• **OPDRACHT**:
Geef de data van het begin tot en met de regel met "menu-item[interactable]: 会员专享 xyxy=(433,154,477,169)" opnieuw weer, met "ribbon-columns" vervangen door "ribbon-kolommen" en verder niets veranderd.

# # # #

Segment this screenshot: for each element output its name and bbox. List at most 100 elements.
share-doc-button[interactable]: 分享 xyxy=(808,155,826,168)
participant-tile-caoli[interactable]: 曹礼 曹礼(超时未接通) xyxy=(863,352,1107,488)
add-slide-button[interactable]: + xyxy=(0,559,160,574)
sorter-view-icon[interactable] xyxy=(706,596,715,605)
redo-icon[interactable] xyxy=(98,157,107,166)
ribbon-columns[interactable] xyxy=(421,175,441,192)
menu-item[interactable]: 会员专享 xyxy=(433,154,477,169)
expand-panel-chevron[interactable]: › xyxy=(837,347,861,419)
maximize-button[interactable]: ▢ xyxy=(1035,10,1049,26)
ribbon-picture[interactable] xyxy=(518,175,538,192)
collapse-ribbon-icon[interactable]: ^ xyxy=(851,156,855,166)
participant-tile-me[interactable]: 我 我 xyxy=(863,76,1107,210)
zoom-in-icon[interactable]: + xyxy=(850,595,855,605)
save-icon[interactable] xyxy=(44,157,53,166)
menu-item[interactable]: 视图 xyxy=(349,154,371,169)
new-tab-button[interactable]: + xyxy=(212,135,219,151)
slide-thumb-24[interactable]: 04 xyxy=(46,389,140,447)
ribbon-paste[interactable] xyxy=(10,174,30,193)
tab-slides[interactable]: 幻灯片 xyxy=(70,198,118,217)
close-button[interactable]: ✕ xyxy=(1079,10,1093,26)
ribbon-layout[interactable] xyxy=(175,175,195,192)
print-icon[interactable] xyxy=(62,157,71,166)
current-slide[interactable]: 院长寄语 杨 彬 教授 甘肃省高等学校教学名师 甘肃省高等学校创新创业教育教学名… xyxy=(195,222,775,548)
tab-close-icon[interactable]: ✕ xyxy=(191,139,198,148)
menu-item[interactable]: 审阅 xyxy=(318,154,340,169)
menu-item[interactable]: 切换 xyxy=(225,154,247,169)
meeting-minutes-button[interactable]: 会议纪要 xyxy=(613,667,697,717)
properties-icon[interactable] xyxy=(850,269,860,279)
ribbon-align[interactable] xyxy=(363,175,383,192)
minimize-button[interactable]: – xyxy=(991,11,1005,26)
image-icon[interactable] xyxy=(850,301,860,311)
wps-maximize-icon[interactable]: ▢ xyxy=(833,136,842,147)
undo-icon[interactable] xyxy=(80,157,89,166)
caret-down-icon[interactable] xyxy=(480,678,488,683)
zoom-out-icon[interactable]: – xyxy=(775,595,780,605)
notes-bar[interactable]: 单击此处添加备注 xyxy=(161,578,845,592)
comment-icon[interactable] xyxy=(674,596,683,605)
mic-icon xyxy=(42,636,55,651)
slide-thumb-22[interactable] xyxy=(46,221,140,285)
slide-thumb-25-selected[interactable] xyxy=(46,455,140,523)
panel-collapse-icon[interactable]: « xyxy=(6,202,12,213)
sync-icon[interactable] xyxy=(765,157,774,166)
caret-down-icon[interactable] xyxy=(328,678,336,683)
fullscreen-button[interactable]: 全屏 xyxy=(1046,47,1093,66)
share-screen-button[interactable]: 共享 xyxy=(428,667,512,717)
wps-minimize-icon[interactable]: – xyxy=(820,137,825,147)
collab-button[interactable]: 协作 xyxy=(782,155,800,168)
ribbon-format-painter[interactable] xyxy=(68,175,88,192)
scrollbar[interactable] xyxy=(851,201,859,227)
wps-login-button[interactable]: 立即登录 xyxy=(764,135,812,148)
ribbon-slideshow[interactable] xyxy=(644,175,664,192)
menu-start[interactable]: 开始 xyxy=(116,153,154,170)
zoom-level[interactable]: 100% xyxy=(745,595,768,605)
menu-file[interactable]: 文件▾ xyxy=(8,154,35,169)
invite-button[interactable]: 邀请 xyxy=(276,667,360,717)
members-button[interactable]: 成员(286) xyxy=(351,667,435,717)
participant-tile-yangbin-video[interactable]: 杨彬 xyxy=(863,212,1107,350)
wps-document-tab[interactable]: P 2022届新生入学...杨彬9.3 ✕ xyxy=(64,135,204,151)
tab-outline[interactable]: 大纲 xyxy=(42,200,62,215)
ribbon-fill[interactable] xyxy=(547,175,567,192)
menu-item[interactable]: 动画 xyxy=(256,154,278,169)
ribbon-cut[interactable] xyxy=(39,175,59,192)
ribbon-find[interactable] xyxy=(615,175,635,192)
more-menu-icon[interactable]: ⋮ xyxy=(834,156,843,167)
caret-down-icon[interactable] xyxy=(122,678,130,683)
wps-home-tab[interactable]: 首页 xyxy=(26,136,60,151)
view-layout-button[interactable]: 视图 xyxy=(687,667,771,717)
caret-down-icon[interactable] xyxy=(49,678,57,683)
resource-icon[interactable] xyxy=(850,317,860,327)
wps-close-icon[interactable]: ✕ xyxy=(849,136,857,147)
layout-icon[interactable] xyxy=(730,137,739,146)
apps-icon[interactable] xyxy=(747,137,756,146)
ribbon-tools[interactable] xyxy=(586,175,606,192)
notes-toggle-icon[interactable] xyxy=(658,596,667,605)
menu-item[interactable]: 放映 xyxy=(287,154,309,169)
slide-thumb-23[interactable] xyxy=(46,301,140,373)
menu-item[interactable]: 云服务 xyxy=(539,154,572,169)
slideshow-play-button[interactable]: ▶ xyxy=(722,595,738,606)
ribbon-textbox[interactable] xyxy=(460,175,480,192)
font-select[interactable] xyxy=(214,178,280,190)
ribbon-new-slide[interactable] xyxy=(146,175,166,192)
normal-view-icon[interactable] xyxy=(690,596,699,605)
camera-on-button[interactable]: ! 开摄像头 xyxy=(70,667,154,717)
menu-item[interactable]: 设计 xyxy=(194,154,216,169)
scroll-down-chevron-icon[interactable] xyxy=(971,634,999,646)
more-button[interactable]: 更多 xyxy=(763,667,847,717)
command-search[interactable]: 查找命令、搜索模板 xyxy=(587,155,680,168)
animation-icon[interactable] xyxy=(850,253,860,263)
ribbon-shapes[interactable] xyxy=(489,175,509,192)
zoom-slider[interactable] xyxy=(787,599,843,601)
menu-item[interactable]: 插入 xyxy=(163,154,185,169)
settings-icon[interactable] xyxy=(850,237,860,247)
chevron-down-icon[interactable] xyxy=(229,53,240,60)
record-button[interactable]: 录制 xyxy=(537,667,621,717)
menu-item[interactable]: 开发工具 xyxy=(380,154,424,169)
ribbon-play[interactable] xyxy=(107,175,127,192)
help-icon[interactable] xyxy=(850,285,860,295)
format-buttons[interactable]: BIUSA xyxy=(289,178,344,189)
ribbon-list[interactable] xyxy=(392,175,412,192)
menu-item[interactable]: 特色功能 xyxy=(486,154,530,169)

# # # #

• **EINDANTWOORD**:
Segment this screenshot: for each element output its name and bbox. List at most 100 elements.
share-doc-button[interactable]: 分享 xyxy=(808,155,826,168)
participant-tile-caoli[interactable]: 曹礼 曹礼(超时未接通) xyxy=(863,352,1107,488)
add-slide-button[interactable]: + xyxy=(0,559,160,574)
sorter-view-icon[interactable] xyxy=(706,596,715,605)
redo-icon[interactable] xyxy=(98,157,107,166)
ribbon-kolommen[interactable] xyxy=(421,175,441,192)
menu-item[interactable]: 会员专享 xyxy=(433,154,477,169)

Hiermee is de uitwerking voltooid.